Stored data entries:
-- BEGIN --

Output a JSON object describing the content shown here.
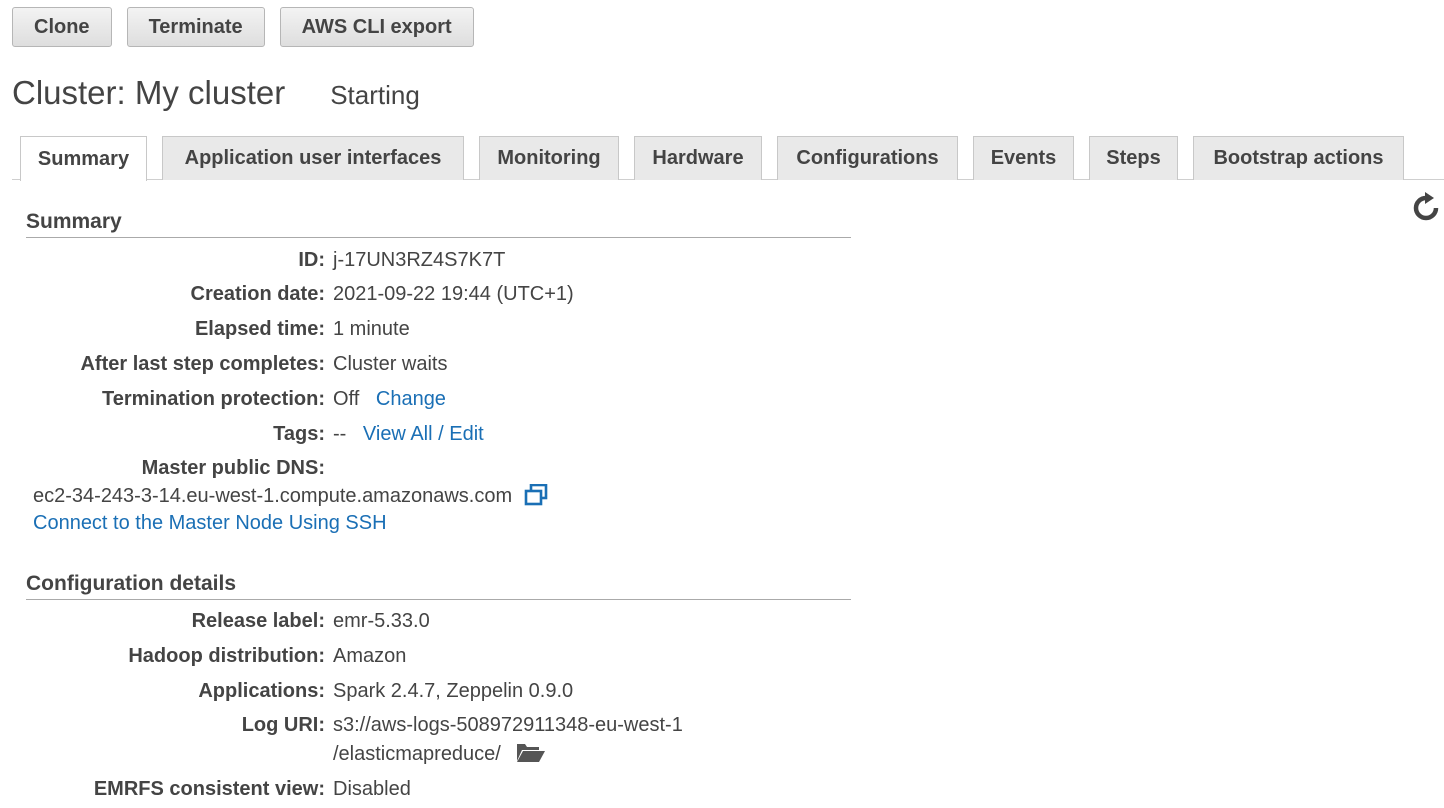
{
  "toolbar": {
    "clone": "Clone",
    "terminate": "Terminate",
    "cli_export": "AWS CLI export"
  },
  "cluster": {
    "title": "Cluster: My cluster",
    "status": "Starting"
  },
  "tabs": [
    {
      "label": "Summary",
      "active": true
    },
    {
      "label": "Application user interfaces",
      "active": false
    },
    {
      "label": "Monitoring",
      "active": false
    },
    {
      "label": "Hardware",
      "active": false
    },
    {
      "label": "Configurations",
      "active": false
    },
    {
      "label": "Events",
      "active": false
    },
    {
      "label": "Steps",
      "active": false
    },
    {
      "label": "Bootstrap actions",
      "active": false
    }
  ],
  "summary": {
    "title": "Summary",
    "id_label": "ID:",
    "id_value": "j-17UN3RZ4S7K7T",
    "created_label": "Creation date:",
    "created_value": "2021-09-22 19:44 (UTC+1)",
    "elapsed_label": "Elapsed time:",
    "elapsed_value": "1 minute",
    "after_label": "After last step completes:",
    "after_value": "Cluster waits",
    "term_label": "Termination protection:",
    "term_value": "Off",
    "term_link": "Change",
    "tags_label": "Tags:",
    "tags_value": "--",
    "tags_link": "View All / Edit",
    "dns_label": "Master public DNS:",
    "dns_value": "ec2-34-243-3-14.eu-west-1.compute.amazonaws.com",
    "ssh_link": "Connect to the Master Node Using SSH"
  },
  "config": {
    "title": "Configuration details",
    "release_label": "Release label:",
    "release_value": "emr-5.33.0",
    "hadoop_label": "Hadoop distribution:",
    "hadoop_value": "Amazon",
    "apps_label": "Applications:",
    "apps_value": "Spark 2.4.7, Zeppelin 0.9.0",
    "log_label": "Log URI:",
    "log_value_1": "s3://aws-logs-508972911348-eu-west-1",
    "log_value_2": "/elasticmapreduce/",
    "emrfs_label": "EMRFS consistent view:",
    "emrfs_value": "Disabled"
  },
  "icons": {
    "refresh": "refresh-icon",
    "copy": "copy-icon",
    "folder": "folder-open-icon"
  },
  "colors": {
    "link": "#1a6fb5",
    "tab_bg": "#e9e9e9"
  }
}
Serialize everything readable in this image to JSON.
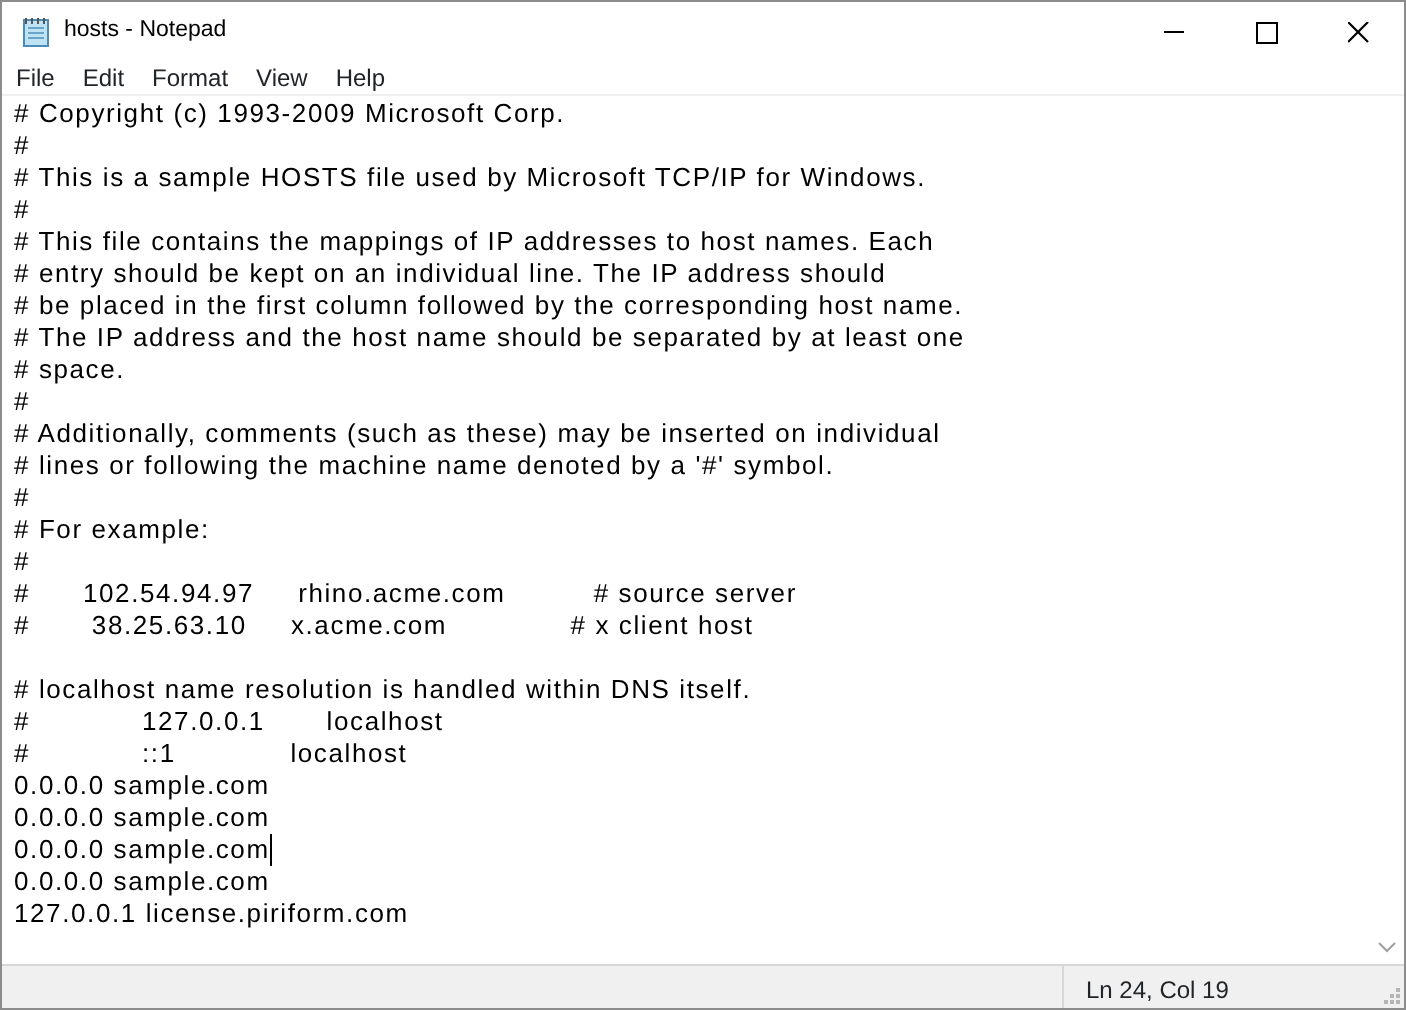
{
  "window": {
    "title": "hosts - Notepad"
  },
  "menu": [
    "File",
    "Edit",
    "Format",
    "View",
    "Help"
  ],
  "lines": [
    {
      "text": "# Copyright (c) 1993-2009 Microsoft Corp.",
      "cursor": false
    },
    {
      "text": "#",
      "cursor": false
    },
    {
      "text": "# This is a sample HOSTS file used by Microsoft TCP/IP for Windows.",
      "cursor": false
    },
    {
      "text": "#",
      "cursor": false
    },
    {
      "text": "# This file contains the mappings of IP addresses to host names. Each",
      "cursor": false
    },
    {
      "text": "# entry should be kept on an individual line. The IP address should",
      "cursor": false
    },
    {
      "text": "# be placed in the first column followed by the corresponding host name.",
      "cursor": false
    },
    {
      "text": "# The IP address and the host name should be separated by at least one",
      "cursor": false
    },
    {
      "text": "# space.",
      "cursor": false
    },
    {
      "text": "#",
      "cursor": false
    },
    {
      "text": "# Additionally, comments (such as these) may be inserted on individual",
      "cursor": false
    },
    {
      "text": "# lines or following the machine name denoted by a '#' symbol.",
      "cursor": false
    },
    {
      "text": "#",
      "cursor": false
    },
    {
      "text": "# For example:",
      "cursor": false
    },
    {
      "text": "#",
      "cursor": false
    },
    {
      "text": "#      102.54.94.97     rhino.acme.com          # source server",
      "cursor": false
    },
    {
      "text": "#       38.25.63.10     x.acme.com              # x client host",
      "cursor": false
    },
    {
      "cursor": false
    },
    {
      "text": "# localhost name resolution is handled within DNS itself.",
      "cursor": false
    },
    {
      "text": "#\t127.0.0.1       localhost",
      "cursor": false
    },
    {
      "text": "#\t::1             localhost",
      "cursor": false
    },
    {
      "text": "0.0.0.0 sample.com",
      "cursor": false
    },
    {
      "text": "0.0.0.0 sample.com",
      "cursor": false
    },
    {
      "text": "0.0.0.0 sample.com",
      "cursor": true
    },
    {
      "text": "0.0.0.0 sample.com",
      "cursor": false
    },
    {
      "text": "127.0.0.1 license.piriform.com",
      "cursor": false
    }
  ],
  "status_bar": {
    "position": "Ln 24, Col 19"
  }
}
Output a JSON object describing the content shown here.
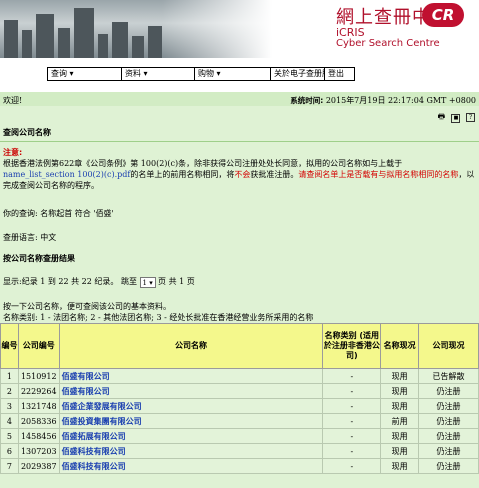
{
  "header": {
    "logo_cn": "網上查冊中心",
    "logo_badge": "CR",
    "logo_icris": "iCRIS",
    "logo_en": "Cyber Search Centre"
  },
  "menu": [
    {
      "label": "查询 ▾"
    },
    {
      "label": "资料 ▾"
    },
    {
      "label": "购物 ▾"
    },
    {
      "label": "关於电子查册服务"
    },
    {
      "label": "登出"
    }
  ],
  "status": {
    "welcome": "欢迎!",
    "systime_label": "系统时间:",
    "systime_value": "2015年7月19日 22:17:04 GMT +0800"
  },
  "toolbar_icons": [
    "print-icon",
    "save-icon",
    "help-icon"
  ],
  "page": {
    "title": "查阅公司名称",
    "notice_label": "注意:",
    "notice_part1": "根据香港法例第622章《公司条例》第 100(2)(c)条，除非获得公司注册处处长同意，拟用的公司名称如与上载于",
    "notice_link": "name_list_section 100(2)(c).pdf",
    "notice_part2": "的名单上的前用名称相同，将",
    "notice_red1": "不会",
    "notice_part3": "获批准注册。",
    "notice_red2": "请查阅名单上是否载有与拟用名称相同的名称",
    "notice_part4": "，以完成查阅公司名称的程序。",
    "query_line": "你的查询: 名称起首 符合 '佰盛'",
    "lang_line": "查册语言: 中文",
    "results_title": "按公司名称查册结果",
    "pager_prefix": "显示:纪录 1 到 22 共 22 纪录。 跳至",
    "pager_page": "1",
    "pager_suffix": "页 共 1 页",
    "tip": "按一下公司名称，便可查阅该公司的基本资料。",
    "category_legend": "名称类别: 1 - 法团名称; 2 - 其他法团名称; 3 - 经处长批准在香港经营业务所采用的名称"
  },
  "table": {
    "headers": [
      "编号",
      "公司编号",
      "公司名称",
      "名称类别 (适用於注册非香港公司)",
      "名称现况",
      "公司现况"
    ],
    "rows": [
      {
        "no": "1",
        "cr": "1510912",
        "name": "佰盛有限公司",
        "cat": "-",
        "name_status": "现用",
        "co_status": "已告解散"
      },
      {
        "no": "2",
        "cr": "2229264",
        "name": "佰盛有限公司",
        "cat": "-",
        "name_status": "现用",
        "co_status": "仍注册"
      },
      {
        "no": "3",
        "cr": "1321748",
        "name": "佰盛企業發展有限公司",
        "cat": "-",
        "name_status": "现用",
        "co_status": "仍注册"
      },
      {
        "no": "4",
        "cr": "2058336",
        "name": "佰盛投資集團有限公司",
        "cat": "-",
        "name_status": "前用",
        "co_status": "仍注册"
      },
      {
        "no": "5",
        "cr": "1458456",
        "name": "佰盛拓展有限公司",
        "cat": "-",
        "name_status": "现用",
        "co_status": "仍注册"
      },
      {
        "no": "6",
        "cr": "1307203",
        "name": "佰盛科技有限公司",
        "cat": "-",
        "name_status": "现用",
        "co_status": "仍注册"
      },
      {
        "no": "7",
        "cr": "2029387",
        "name": "佰盛科技有限公司",
        "cat": "-",
        "name_status": "现用",
        "co_status": "仍注册"
      }
    ]
  },
  "colors": {
    "accent_red": "#b0102b",
    "link_blue": "#1a3fb0",
    "content_bg": "#dff2d4",
    "header_yellow": "#f4f88c"
  }
}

-- END --

Direction: Wherever the string "lines" appears in the entries above, list that line.

Exercise result:
  "lines": [
      "text": "# lines or following the machine name denoted by a '#' symbol.",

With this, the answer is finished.